(WHAT YOU HAVE TO DO) Collect every line that includes the string "style".

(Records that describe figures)
►

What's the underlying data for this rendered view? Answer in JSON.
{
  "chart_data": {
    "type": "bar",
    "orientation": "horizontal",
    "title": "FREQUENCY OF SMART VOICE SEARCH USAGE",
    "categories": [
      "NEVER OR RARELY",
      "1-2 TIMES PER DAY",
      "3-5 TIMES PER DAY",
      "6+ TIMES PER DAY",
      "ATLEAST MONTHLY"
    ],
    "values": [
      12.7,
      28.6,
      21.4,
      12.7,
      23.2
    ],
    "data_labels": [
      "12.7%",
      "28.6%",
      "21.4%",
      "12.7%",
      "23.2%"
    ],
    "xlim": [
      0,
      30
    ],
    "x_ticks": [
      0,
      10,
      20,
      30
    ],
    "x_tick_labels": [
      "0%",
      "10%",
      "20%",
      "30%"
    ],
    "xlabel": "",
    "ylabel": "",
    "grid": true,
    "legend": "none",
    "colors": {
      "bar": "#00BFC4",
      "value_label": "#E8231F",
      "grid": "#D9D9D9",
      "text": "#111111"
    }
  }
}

◄
►

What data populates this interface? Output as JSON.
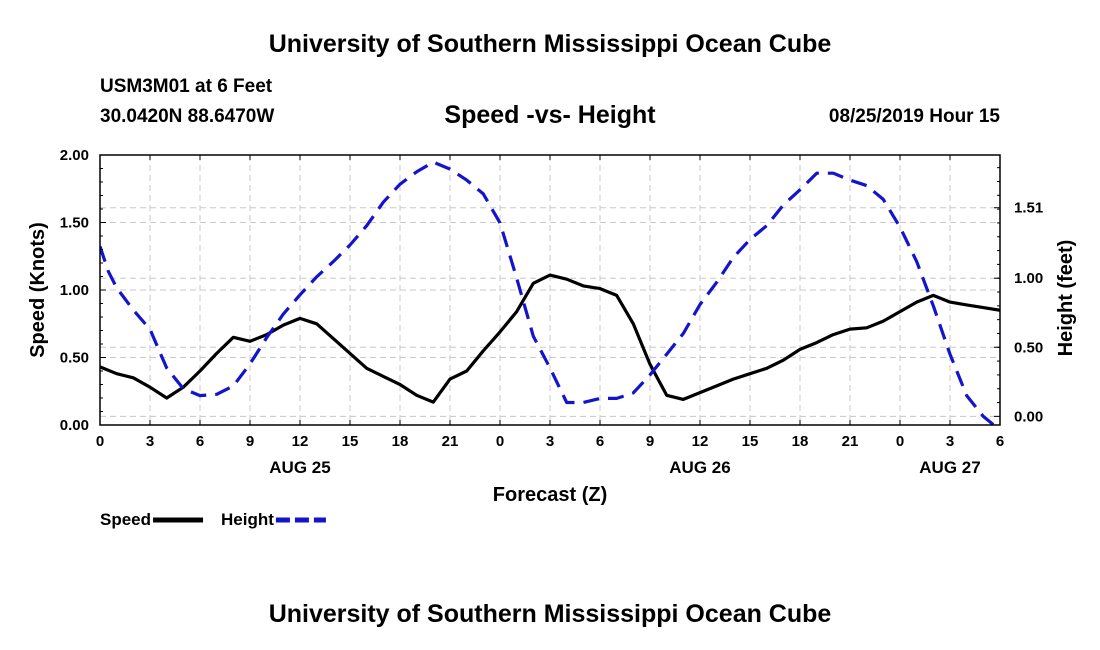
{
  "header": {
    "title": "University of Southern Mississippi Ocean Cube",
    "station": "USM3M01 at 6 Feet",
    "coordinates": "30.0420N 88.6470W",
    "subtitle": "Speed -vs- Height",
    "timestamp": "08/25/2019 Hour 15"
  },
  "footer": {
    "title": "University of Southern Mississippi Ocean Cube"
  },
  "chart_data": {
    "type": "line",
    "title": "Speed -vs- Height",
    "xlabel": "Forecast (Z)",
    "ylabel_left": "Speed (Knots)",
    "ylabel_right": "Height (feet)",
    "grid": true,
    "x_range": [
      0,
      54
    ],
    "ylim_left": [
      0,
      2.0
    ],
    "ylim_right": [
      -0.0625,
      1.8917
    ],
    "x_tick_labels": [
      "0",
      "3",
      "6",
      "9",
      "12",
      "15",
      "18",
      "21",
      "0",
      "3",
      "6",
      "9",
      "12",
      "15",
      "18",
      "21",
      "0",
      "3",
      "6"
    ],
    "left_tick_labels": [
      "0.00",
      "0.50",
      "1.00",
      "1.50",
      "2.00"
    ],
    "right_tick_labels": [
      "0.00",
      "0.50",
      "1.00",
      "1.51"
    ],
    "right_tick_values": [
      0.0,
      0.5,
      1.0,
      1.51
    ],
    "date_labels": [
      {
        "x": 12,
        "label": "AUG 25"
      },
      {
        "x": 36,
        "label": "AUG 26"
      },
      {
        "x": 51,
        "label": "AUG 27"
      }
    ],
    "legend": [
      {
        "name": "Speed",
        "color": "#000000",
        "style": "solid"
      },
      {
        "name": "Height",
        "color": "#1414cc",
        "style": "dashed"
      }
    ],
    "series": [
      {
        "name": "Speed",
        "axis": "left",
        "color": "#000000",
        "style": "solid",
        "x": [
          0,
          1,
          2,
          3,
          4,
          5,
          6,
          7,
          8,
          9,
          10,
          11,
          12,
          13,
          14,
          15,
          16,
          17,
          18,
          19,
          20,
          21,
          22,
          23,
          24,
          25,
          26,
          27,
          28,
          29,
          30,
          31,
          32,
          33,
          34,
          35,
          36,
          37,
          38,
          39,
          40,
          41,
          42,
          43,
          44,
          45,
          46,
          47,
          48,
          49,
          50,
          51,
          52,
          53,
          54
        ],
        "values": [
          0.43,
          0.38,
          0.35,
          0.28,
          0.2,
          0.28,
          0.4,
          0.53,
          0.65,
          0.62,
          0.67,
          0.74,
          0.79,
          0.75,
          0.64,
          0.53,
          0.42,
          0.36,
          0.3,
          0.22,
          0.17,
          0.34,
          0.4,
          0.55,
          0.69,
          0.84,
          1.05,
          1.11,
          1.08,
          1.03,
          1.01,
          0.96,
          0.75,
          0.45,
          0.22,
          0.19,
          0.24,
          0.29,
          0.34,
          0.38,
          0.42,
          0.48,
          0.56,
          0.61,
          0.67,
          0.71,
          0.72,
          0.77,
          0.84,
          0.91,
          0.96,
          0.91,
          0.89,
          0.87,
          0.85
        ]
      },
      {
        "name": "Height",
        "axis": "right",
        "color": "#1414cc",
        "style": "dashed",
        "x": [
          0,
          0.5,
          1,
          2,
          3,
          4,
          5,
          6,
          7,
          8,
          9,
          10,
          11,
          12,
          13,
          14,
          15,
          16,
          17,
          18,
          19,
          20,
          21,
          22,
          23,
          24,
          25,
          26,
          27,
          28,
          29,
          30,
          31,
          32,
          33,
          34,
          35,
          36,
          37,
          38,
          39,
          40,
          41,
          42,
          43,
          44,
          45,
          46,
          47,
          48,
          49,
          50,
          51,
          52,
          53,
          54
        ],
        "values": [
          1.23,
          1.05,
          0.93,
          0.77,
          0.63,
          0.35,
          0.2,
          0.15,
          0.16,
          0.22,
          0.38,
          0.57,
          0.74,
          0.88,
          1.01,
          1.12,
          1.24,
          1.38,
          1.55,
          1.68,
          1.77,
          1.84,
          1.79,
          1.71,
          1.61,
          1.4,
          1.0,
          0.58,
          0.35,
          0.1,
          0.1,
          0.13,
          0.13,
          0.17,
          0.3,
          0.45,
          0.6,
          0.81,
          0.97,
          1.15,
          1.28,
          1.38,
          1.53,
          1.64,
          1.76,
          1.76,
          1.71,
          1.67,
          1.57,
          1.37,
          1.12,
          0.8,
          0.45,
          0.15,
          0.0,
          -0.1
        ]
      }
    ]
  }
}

◄

(FINISHED EXERCISE)
        "style": "solid"
        "style": "dashed"
        "style": "solid",
        "style": "dashed",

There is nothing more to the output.